** Set exercise **
Images must not appear in your copy; reproduce every other part of the records exactly.
◇ ◇ ◇ ◇
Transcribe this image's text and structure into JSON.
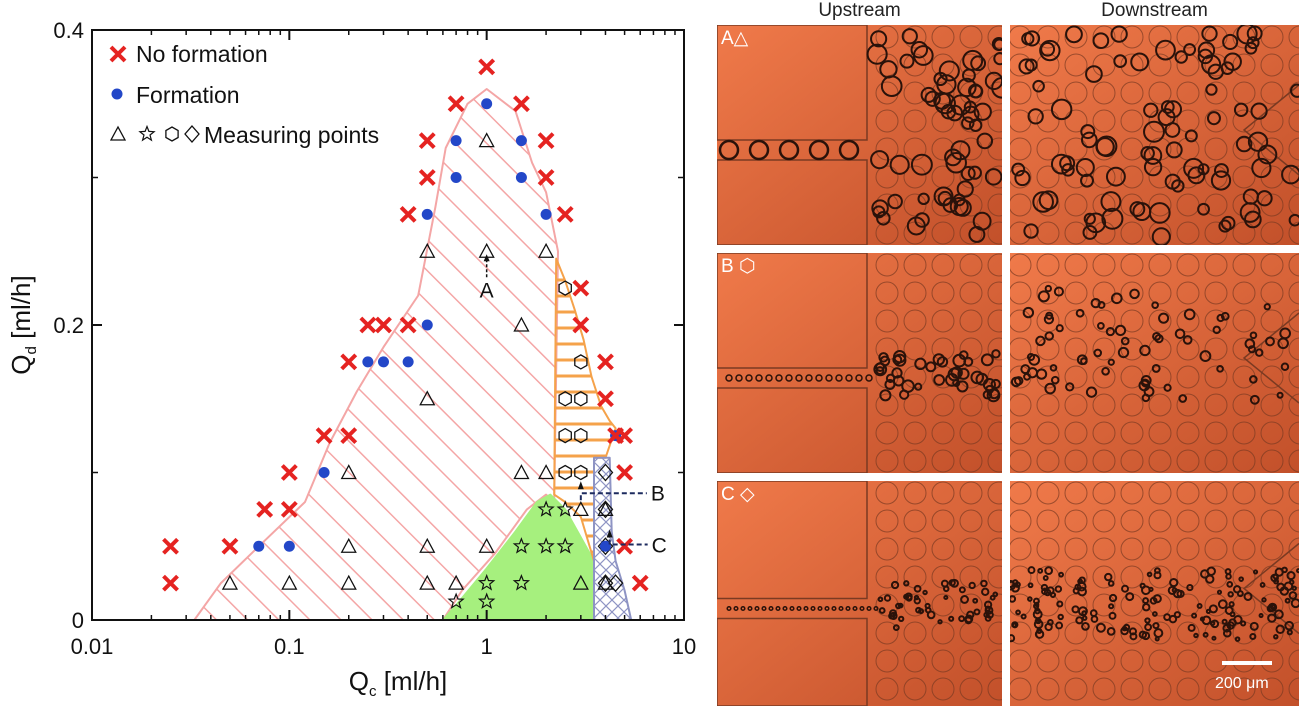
{
  "chart_data": {
    "type": "scatter",
    "x_axis": {
      "label": "Q",
      "label_sub": "c",
      "label_unit": " [ml/h]",
      "scale": "log",
      "range": [
        0.01,
        10
      ],
      "ticks": [
        0.01,
        0.1,
        1,
        10
      ],
      "tick_labels": [
        "0.01",
        "0.1",
        "1",
        "10"
      ]
    },
    "y_axis": {
      "label": "Q",
      "label_sub": "d",
      "label_unit": " [ml/h]",
      "scale": "linear",
      "range": [
        0,
        0.4
      ],
      "ticks": [
        0,
        0.2,
        0.4
      ],
      "tick_labels": [
        "0",
        "0.2",
        "0.4"
      ]
    },
    "legend": {
      "placement": "top-left",
      "entries": [
        {
          "marker": "x",
          "label": "No formation",
          "color": "#e52321"
        },
        {
          "marker": "dot",
          "label": "Formation",
          "color": "#2347c8"
        },
        {
          "marker": "triangle star hexagon diamond",
          "label": "Measuring points"
        }
      ]
    },
    "colors": {
      "no_formation": "#e52321",
      "formation": "#2347c8",
      "region_pink": "#f4a6a6",
      "region_orange": "#f5a24a",
      "region_green": "#a6f07e",
      "region_blue": "#8e94c4"
    },
    "no_formation": [
      [
        0.025,
        0.05
      ],
      [
        0.025,
        0.025
      ],
      [
        0.05,
        0.05
      ],
      [
        0.075,
        0.075
      ],
      [
        0.1,
        0.1
      ],
      [
        0.1,
        0.075
      ],
      [
        0.15,
        0.125
      ],
      [
        0.2,
        0.125
      ],
      [
        0.2,
        0.175
      ],
      [
        0.25,
        0.2
      ],
      [
        0.3,
        0.2
      ],
      [
        0.4,
        0.2
      ],
      [
        0.4,
        0.275
      ],
      [
        0.5,
        0.325
      ],
      [
        0.5,
        0.3
      ],
      [
        0.7,
        0.35
      ],
      [
        1.0,
        0.375
      ],
      [
        1.5,
        0.35
      ],
      [
        2.0,
        0.325
      ],
      [
        2.0,
        0.3
      ],
      [
        2.5,
        0.275
      ],
      [
        3.0,
        0.225
      ],
      [
        3.0,
        0.2
      ],
      [
        4.0,
        0.175
      ],
      [
        4.0,
        0.15
      ],
      [
        4.5,
        0.125
      ],
      [
        5.0,
        0.125
      ],
      [
        5.0,
        0.1
      ],
      [
        5.0,
        0.05
      ],
      [
        6.0,
        0.025
      ]
    ],
    "formation": [
      [
        0.07,
        0.05
      ],
      [
        0.1,
        0.05
      ],
      [
        0.15,
        0.1
      ],
      [
        0.25,
        0.175
      ],
      [
        0.3,
        0.175
      ],
      [
        0.4,
        0.175
      ],
      [
        0.5,
        0.2
      ],
      [
        0.5,
        0.275
      ],
      [
        0.7,
        0.325
      ],
      [
        0.7,
        0.3
      ],
      [
        1.0,
        0.35
      ],
      [
        1.5,
        0.325
      ],
      [
        1.5,
        0.3
      ],
      [
        2.0,
        0.275
      ],
      [
        4.5,
        0.125
      ],
      [
        4.0,
        0.05
      ]
    ],
    "measuring_points": {
      "triangle": [
        [
          0.05,
          0.025
        ],
        [
          0.1,
          0.025
        ],
        [
          0.2,
          0.025
        ],
        [
          0.2,
          0.05
        ],
        [
          0.2,
          0.1
        ],
        [
          0.5,
          0.025
        ],
        [
          0.5,
          0.05
        ],
        [
          0.5,
          0.15
        ],
        [
          0.5,
          0.25
        ],
        [
          0.7,
          0.025
        ],
        [
          1.0,
          0.05
        ],
        [
          1.0,
          0.25
        ],
        [
          1.0,
          0.325
        ],
        [
          1.5,
          0.1
        ],
        [
          1.5,
          0.2
        ],
        [
          2.0,
          0.1
        ],
        [
          2.0,
          0.25
        ],
        [
          3.0,
          0.025
        ],
        [
          3.0,
          0.075
        ],
        [
          4.0,
          0.025
        ],
        [
          4.0,
          0.075
        ]
      ],
      "star": [
        [
          0.7,
          0.0125
        ],
        [
          1.0,
          0.0125
        ],
        [
          1.0,
          0.025
        ],
        [
          1.5,
          0.025
        ],
        [
          1.5,
          0.05
        ],
        [
          2.0,
          0.05
        ],
        [
          2.0,
          0.075
        ],
        [
          2.5,
          0.05
        ],
        [
          2.5,
          0.075
        ]
      ],
      "hexagon": [
        [
          2.5,
          0.225
        ],
        [
          2.5,
          0.1
        ],
        [
          3.0,
          0.1
        ],
        [
          2.5,
          0.15
        ],
        [
          3.0,
          0.15
        ],
        [
          3.0,
          0.175
        ],
        [
          3.0,
          0.125
        ],
        [
          2.5,
          0.125
        ]
      ],
      "diamond": [
        [
          4.0,
          0.1
        ],
        [
          4.0,
          0.075
        ],
        [
          4.0,
          0.05
        ],
        [
          4.0,
          0.025
        ],
        [
          4.5,
          0.025
        ]
      ]
    },
    "annotations": [
      {
        "label": "A",
        "x": 1.0,
        "y": 0.25
      },
      {
        "label": "B",
        "x": 3.0,
        "y": 0.09
      },
      {
        "label": "C",
        "x": 4.2,
        "y": 0.06
      }
    ],
    "regions": {
      "pink": [
        [
          0.033,
          0
        ],
        [
          0.045,
          0.025
        ],
        [
          0.07,
          0.05
        ],
        [
          0.12,
          0.08
        ],
        [
          0.16,
          0.12
        ],
        [
          0.22,
          0.155
        ],
        [
          0.3,
          0.185
        ],
        [
          0.45,
          0.22
        ],
        [
          0.55,
          0.28
        ],
        [
          0.62,
          0.32
        ],
        [
          0.8,
          0.35
        ],
        [
          1.0,
          0.36
        ],
        [
          1.4,
          0.345
        ],
        [
          1.7,
          0.31
        ],
        [
          2.0,
          0.29
        ],
        [
          2.3,
          0.25
        ],
        [
          2.2,
          0.08
        ],
        [
          2.0,
          0.085
        ],
        [
          1.6,
          0.075
        ],
        [
          1.1,
          0.045
        ],
        [
          0.75,
          0.02
        ],
        [
          0.6,
          0
        ]
      ],
      "orange": [
        [
          2.25,
          0.245
        ],
        [
          2.5,
          0.23
        ],
        [
          2.8,
          0.21
        ],
        [
          3.1,
          0.19
        ],
        [
          3.4,
          0.165
        ],
        [
          3.8,
          0.145
        ],
        [
          4.2,
          0.135
        ],
        [
          4.5,
          0.13
        ],
        [
          4.0,
          0.11
        ],
        [
          3.5,
          0.11
        ],
        [
          3.5,
          0.04
        ],
        [
          3.0,
          0.07
        ],
        [
          2.5,
          0.08
        ],
        [
          2.2,
          0.085
        ]
      ],
      "green": [
        [
          0.6,
          0
        ],
        [
          0.7,
          0.01
        ],
        [
          1.0,
          0.035
        ],
        [
          1.4,
          0.06
        ],
        [
          1.8,
          0.08
        ],
        [
          2.1,
          0.085
        ],
        [
          2.5,
          0.075
        ],
        [
          3.5,
          0.04
        ],
        [
          3.5,
          0
        ]
      ],
      "blue": [
        [
          3.5,
          0
        ],
        [
          3.5,
          0.11
        ],
        [
          4.2,
          0.11
        ],
        [
          4.3,
          0.06
        ],
        [
          4.5,
          0.04
        ],
        [
          5.0,
          0.02
        ],
        [
          5.4,
          0
        ]
      ]
    }
  },
  "panels": {
    "headers": [
      "Upstream",
      "Downstream"
    ],
    "tags": [
      "A△",
      "B ⬡",
      "C ◇"
    ],
    "scale_bar": "200 μm"
  }
}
◇ ◇ ◇ ◇
** Finished task **
Transcribe this image's text and structure into JSON.
{
  "chart_data": {
    "type": "scatter",
    "x_axis": {
      "label": "Q",
      "label_sub": "c",
      "label_unit": " [ml/h]",
      "scale": "log",
      "range": [
        0.01,
        10
      ],
      "ticks": [
        0.01,
        0.1,
        1,
        10
      ],
      "tick_labels": [
        "0.01",
        "0.1",
        "1",
        "10"
      ]
    },
    "y_axis": {
      "label": "Q",
      "label_sub": "d",
      "label_unit": " [ml/h]",
      "scale": "linear",
      "range": [
        0,
        0.4
      ],
      "ticks": [
        0,
        0.2,
        0.4
      ],
      "tick_labels": [
        "0",
        "0.2",
        "0.4"
      ]
    },
    "legend": {
      "placement": "top-left",
      "entries": [
        {
          "marker": "x",
          "label": "No formation",
          "color": "#e52321"
        },
        {
          "marker": "dot",
          "label": "Formation",
          "color": "#2347c8"
        },
        {
          "marker": "triangle star hexagon diamond",
          "label": "Measuring points"
        }
      ]
    },
    "colors": {
      "no_formation": "#e52321",
      "formation": "#2347c8",
      "region_pink": "#f4a6a6",
      "region_orange": "#f5a24a",
      "region_green": "#a6f07e",
      "region_blue": "#8e94c4"
    },
    "no_formation": [
      [
        0.025,
        0.05
      ],
      [
        0.025,
        0.025
      ],
      [
        0.05,
        0.05
      ],
      [
        0.075,
        0.075
      ],
      [
        0.1,
        0.1
      ],
      [
        0.1,
        0.075
      ],
      [
        0.15,
        0.125
      ],
      [
        0.2,
        0.125
      ],
      [
        0.2,
        0.175
      ],
      [
        0.25,
        0.2
      ],
      [
        0.3,
        0.2
      ],
      [
        0.4,
        0.2
      ],
      [
        0.4,
        0.275
      ],
      [
        0.5,
        0.325
      ],
      [
        0.5,
        0.3
      ],
      [
        0.7,
        0.35
      ],
      [
        1.0,
        0.375
      ],
      [
        1.5,
        0.35
      ],
      [
        2.0,
        0.325
      ],
      [
        2.0,
        0.3
      ],
      [
        2.5,
        0.275
      ],
      [
        3.0,
        0.225
      ],
      [
        3.0,
        0.2
      ],
      [
        4.0,
        0.175
      ],
      [
        4.0,
        0.15
      ],
      [
        4.5,
        0.125
      ],
      [
        5.0,
        0.125
      ],
      [
        5.0,
        0.1
      ],
      [
        5.0,
        0.05
      ],
      [
        6.0,
        0.025
      ]
    ],
    "formation": [
      [
        0.07,
        0.05
      ],
      [
        0.1,
        0.05
      ],
      [
        0.15,
        0.1
      ],
      [
        0.25,
        0.175
      ],
      [
        0.3,
        0.175
      ],
      [
        0.4,
        0.175
      ],
      [
        0.5,
        0.2
      ],
      [
        0.5,
        0.275
      ],
      [
        0.7,
        0.325
      ],
      [
        0.7,
        0.3
      ],
      [
        1.0,
        0.35
      ],
      [
        1.5,
        0.325
      ],
      [
        1.5,
        0.3
      ],
      [
        2.0,
        0.275
      ],
      [
        4.5,
        0.125
      ],
      [
        4.0,
        0.05
      ]
    ],
    "measuring_points": {
      "triangle": [
        [
          0.05,
          0.025
        ],
        [
          0.1,
          0.025
        ],
        [
          0.2,
          0.025
        ],
        [
          0.2,
          0.05
        ],
        [
          0.2,
          0.1
        ],
        [
          0.5,
          0.025
        ],
        [
          0.5,
          0.05
        ],
        [
          0.5,
          0.15
        ],
        [
          0.5,
          0.25
        ],
        [
          0.7,
          0.025
        ],
        [
          1.0,
          0.05
        ],
        [
          1.0,
          0.25
        ],
        [
          1.0,
          0.325
        ],
        [
          1.5,
          0.1
        ],
        [
          1.5,
          0.2
        ],
        [
          2.0,
          0.1
        ],
        [
          2.0,
          0.25
        ],
        [
          3.0,
          0.025
        ],
        [
          3.0,
          0.075
        ],
        [
          4.0,
          0.025
        ],
        [
          4.0,
          0.075
        ]
      ],
      "star": [
        [
          0.7,
          0.0125
        ],
        [
          1.0,
          0.0125
        ],
        [
          1.0,
          0.025
        ],
        [
          1.5,
          0.025
        ],
        [
          1.5,
          0.05
        ],
        [
          2.0,
          0.05
        ],
        [
          2.0,
          0.075
        ],
        [
          2.5,
          0.05
        ],
        [
          2.5,
          0.075
        ]
      ],
      "hexagon": [
        [
          2.5,
          0.225
        ],
        [
          2.5,
          0.1
        ],
        [
          3.0,
          0.1
        ],
        [
          2.5,
          0.15
        ],
        [
          3.0,
          0.15
        ],
        [
          3.0,
          0.175
        ],
        [
          3.0,
          0.125
        ],
        [
          2.5,
          0.125
        ]
      ],
      "diamond": [
        [
          4.0,
          0.1
        ],
        [
          4.0,
          0.075
        ],
        [
          4.0,
          0.05
        ],
        [
          4.0,
          0.025
        ],
        [
          4.5,
          0.025
        ]
      ]
    },
    "annotations": [
      {
        "label": "A",
        "x": 1.0,
        "y": 0.25
      },
      {
        "label": "B",
        "x": 3.0,
        "y": 0.09
      },
      {
        "label": "C",
        "x": 4.2,
        "y": 0.06
      }
    ],
    "regions": {
      "pink": [
        [
          0.033,
          0
        ],
        [
          0.045,
          0.025
        ],
        [
          0.07,
          0.05
        ],
        [
          0.12,
          0.08
        ],
        [
          0.16,
          0.12
        ],
        [
          0.22,
          0.155
        ],
        [
          0.3,
          0.185
        ],
        [
          0.45,
          0.22
        ],
        [
          0.55,
          0.28
        ],
        [
          0.62,
          0.32
        ],
        [
          0.8,
          0.35
        ],
        [
          1.0,
          0.36
        ],
        [
          1.4,
          0.345
        ],
        [
          1.7,
          0.31
        ],
        [
          2.0,
          0.29
        ],
        [
          2.3,
          0.25
        ],
        [
          2.2,
          0.08
        ],
        [
          2.0,
          0.085
        ],
        [
          1.6,
          0.075
        ],
        [
          1.1,
          0.045
        ],
        [
          0.75,
          0.02
        ],
        [
          0.6,
          0
        ]
      ],
      "orange": [
        [
          2.25,
          0.245
        ],
        [
          2.5,
          0.23
        ],
        [
          2.8,
          0.21
        ],
        [
          3.1,
          0.19
        ],
        [
          3.4,
          0.165
        ],
        [
          3.8,
          0.145
        ],
        [
          4.2,
          0.135
        ],
        [
          4.5,
          0.13
        ],
        [
          4.0,
          0.11
        ],
        [
          3.5,
          0.11
        ],
        [
          3.5,
          0.04
        ],
        [
          3.0,
          0.07
        ],
        [
          2.5,
          0.08
        ],
        [
          2.2,
          0.085
        ]
      ],
      "green": [
        [
          0.6,
          0
        ],
        [
          0.7,
          0.01
        ],
        [
          1.0,
          0.035
        ],
        [
          1.4,
          0.06
        ],
        [
          1.8,
          0.08
        ],
        [
          2.1,
          0.085
        ],
        [
          2.5,
          0.075
        ],
        [
          3.5,
          0.04
        ],
        [
          3.5,
          0
        ]
      ],
      "blue": [
        [
          3.5,
          0
        ],
        [
          3.5,
          0.11
        ],
        [
          4.2,
          0.11
        ],
        [
          4.3,
          0.06
        ],
        [
          4.5,
          0.04
        ],
        [
          5.0,
          0.02
        ],
        [
          5.4,
          0
        ]
      ]
    }
  },
  "panels": {
    "headers": [
      "Upstream",
      "Downstream"
    ],
    "tags": [
      "A△",
      "B ⬡",
      "C ◇"
    ],
    "scale_bar": "200 μm"
  }
}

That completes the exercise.